Saved entries

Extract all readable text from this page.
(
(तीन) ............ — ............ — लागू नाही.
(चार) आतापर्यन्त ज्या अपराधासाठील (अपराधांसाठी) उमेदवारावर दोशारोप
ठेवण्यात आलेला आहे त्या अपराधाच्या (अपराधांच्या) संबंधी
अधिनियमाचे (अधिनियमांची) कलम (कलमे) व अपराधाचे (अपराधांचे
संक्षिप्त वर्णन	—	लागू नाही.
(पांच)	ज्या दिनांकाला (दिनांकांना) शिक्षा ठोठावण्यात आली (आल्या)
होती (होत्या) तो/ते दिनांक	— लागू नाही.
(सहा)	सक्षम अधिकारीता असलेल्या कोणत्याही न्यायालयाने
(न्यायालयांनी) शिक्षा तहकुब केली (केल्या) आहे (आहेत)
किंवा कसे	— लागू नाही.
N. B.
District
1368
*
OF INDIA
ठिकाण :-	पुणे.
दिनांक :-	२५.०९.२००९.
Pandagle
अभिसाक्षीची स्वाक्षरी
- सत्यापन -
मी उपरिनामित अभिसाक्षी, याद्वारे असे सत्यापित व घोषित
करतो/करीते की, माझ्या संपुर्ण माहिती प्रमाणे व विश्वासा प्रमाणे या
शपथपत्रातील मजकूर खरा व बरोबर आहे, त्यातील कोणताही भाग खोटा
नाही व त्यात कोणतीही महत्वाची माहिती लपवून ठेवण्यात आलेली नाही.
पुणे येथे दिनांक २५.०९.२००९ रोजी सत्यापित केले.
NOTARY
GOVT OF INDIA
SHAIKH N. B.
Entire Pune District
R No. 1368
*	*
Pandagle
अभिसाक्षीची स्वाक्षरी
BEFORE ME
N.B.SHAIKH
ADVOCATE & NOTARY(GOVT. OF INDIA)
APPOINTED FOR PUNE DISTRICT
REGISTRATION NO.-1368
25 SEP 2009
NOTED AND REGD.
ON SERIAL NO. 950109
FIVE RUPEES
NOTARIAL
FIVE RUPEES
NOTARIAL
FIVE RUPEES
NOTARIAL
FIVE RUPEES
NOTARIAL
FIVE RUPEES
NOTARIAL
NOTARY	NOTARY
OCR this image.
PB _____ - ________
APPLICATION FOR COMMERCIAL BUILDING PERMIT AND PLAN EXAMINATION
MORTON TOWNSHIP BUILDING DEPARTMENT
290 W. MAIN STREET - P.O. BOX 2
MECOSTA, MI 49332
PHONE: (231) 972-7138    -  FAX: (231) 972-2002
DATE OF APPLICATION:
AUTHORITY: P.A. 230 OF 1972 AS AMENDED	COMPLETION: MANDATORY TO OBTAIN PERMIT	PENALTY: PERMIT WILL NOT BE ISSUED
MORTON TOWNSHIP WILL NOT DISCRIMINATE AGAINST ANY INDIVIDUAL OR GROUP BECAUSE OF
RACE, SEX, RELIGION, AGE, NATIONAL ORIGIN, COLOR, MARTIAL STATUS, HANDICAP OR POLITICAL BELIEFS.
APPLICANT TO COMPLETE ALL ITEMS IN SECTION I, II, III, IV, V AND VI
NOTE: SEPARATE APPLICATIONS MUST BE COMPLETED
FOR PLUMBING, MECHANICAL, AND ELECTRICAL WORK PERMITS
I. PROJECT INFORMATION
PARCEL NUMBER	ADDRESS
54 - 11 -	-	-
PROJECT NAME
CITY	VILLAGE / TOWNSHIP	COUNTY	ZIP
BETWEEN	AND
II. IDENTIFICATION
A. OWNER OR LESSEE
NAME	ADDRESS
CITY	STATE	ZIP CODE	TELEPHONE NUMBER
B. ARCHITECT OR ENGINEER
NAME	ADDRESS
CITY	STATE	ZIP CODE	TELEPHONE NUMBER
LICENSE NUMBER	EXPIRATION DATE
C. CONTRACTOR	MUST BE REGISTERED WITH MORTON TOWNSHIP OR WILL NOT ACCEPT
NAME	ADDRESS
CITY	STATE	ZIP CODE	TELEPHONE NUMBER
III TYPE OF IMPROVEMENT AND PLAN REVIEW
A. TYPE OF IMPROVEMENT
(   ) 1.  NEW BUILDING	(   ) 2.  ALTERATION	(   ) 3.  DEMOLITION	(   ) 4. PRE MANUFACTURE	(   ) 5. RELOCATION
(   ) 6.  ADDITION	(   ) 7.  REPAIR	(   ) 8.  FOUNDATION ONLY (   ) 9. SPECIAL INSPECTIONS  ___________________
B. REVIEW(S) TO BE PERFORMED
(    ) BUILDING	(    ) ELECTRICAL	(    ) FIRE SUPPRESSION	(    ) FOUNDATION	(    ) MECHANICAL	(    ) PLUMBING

#### [Brief]
Copy out the whole listing, exactly as written.

#### [Result for this task]
Extract all readable text from this page.
(
(तीन) ............ — ............ — लागू नाही.
(चार) आतापर्यन्त ज्या अपराधासाठील (अपराधांसाठी) उमेदवारावर दोशारोप
ठेवण्यात आलेला आहे त्या अपराधाच्या (अपराधांच्या) संबंधी
अधिनियमाचे (अधिनियमांची) कलम (कलमे) व अपराधाचे (अपराधांचे
संक्षिप्त वर्णन	—	लागू नाही.
(पांच)	ज्या दिनांकाला (दिनांकांना) शिक्षा ठोठावण्यात आली (आल्या)
होती (होत्या) तो/ते दिनांक	— लागू नाही.
(सहा)	सक्षम अधिकारीता असलेल्या कोणत्याही न्यायालयाने
(न्यायालयांनी) शिक्षा तहकुब केली (केल्या) आहे (आहेत)
किंवा कसे	— लागू नाही.
N. B.
District
1368
*
OF INDIA
ठिकाण :-	पुणे.
दिनांक :-	२५.०९.२००९.
Pandagle
अभिसाक्षीची स्वाक्षरी
- सत्यापन -
मी उपरिनामित अभिसाक्षी, याद्वारे असे सत्यापित व घोषित
करतो/करीते की, माझ्या संपुर्ण माहिती प्रमाणे व विश्वासा प्रमाणे या
शपथपत्रातील मजकूर खरा व बरोबर आहे, त्यातील कोणताही भाग खोटा
नाही व त्यात कोणतीही महत्वाची माहिती लपवून ठेवण्यात आलेली नाही.
पुणे येथे दिनांक २५.०९.२००९ रोजी सत्यापित केले.
NOTARY
GOVT OF INDIA
SHAIKH N. B.
Entire Pune District
R No. 1368
*	*
Pandagle
अभिसाक्षीची स्वाक्षरी
BEFORE ME
N.B.SHAIKH
ADVOCATE & NOTARY(GOVT. OF INDIA)
APPOINTED FOR PUNE DISTRICT
REGISTRATION NO.-1368
25 SEP 2009
NOTED AND REGD.
ON SERIAL NO. 950109
FIVE RUPEES
NOTARIAL
FIVE RUPEES
NOTARIAL
FIVE RUPEES
NOTARIAL
FIVE RUPEES
NOTARIAL
FIVE RUPEES
NOTARIAL
NOTARY	NOTARY
OCR this image.
PB _____ - ________
APPLICATION FOR COMMERCIAL BUILDING PERMIT AND PLAN EXAMINATION
MORTON TOWNSHIP BUILDING DEPARTMENT
290 W. MAIN STREET - P.O. BOX 2
MECOSTA, MI 49332
PHONE: (231) 972-7138    -  FAX: (231) 972-2002
DATE OF APPLICATION:
AUTHORITY: P.A. 230 OF 1972 AS AMENDED	COMPLETION: MANDATORY TO OBTAIN PERMIT	PENALTY: PERMIT WILL NOT BE ISSUED
MORTON TOWNSHIP WILL NOT DISCRIMINATE AGAINST ANY INDIVIDUAL OR GROUP BECAUSE OF
RACE, SEX, RELIGION, AGE, NATIONAL ORIGIN, COLOR, MARTIAL STATUS, HANDICAP OR POLITICAL BELIEFS.
APPLICANT TO COMPLETE ALL ITEMS IN SECTION I, II, III, IV, V AND VI
NOTE: SEPARATE APPLICATIONS MUST BE COMPLETED
FOR PLUMBING, MECHANICAL, AND ELECTRICAL WORK PERMITS
I. PROJECT INFORMATION
PARCEL NUMBER	ADDRESS
54 - 11 -	-	-
PROJECT NAME
CITY	VILLAGE / TOWNSHIP	COUNTY	ZIP
BETWEEN	AND
II. IDENTIFICATION
A. OWNER OR LESSEE
NAME	ADDRESS
CITY	STATE	ZIP CODE	TELEPHONE NUMBER
B. ARCHITECT OR ENGINEER
NAME	ADDRESS
CITY	STATE	ZIP CODE	TELEPHONE NUMBER
LICENSE NUMBER	EXPIRATION DATE
C. CONTRACTOR	MUST BE REGISTERED WITH MORTON TOWNSHIP OR WILL NOT ACCEPT
NAME	ADDRESS
CITY	STATE	ZIP CODE	TELEPHONE NUMBER
III TYPE OF IMPROVEMENT AND PLAN REVIEW
A. TYPE OF IMPROVEMENT
(   ) 1.  NEW BUILDING	(   ) 2.  ALTERATION	(   ) 3.  DEMOLITION	(   ) 4. PRE MANUFACTURE	(   ) 5. RELOCATION
(   ) 6.  ADDITION	(   ) 7.  REPAIR	(   ) 8.  FOUNDATION ONLY (   ) 9. SPECIAL INSPECTIONS  ___________________
B. REVIEW(S) TO BE PERFORMED
(    ) BUILDING	(    ) ELECTRICAL	(    ) FIRE SUPPRESSION	(    ) FOUNDATION	(    ) MECHANICAL	(    ) PLUMBING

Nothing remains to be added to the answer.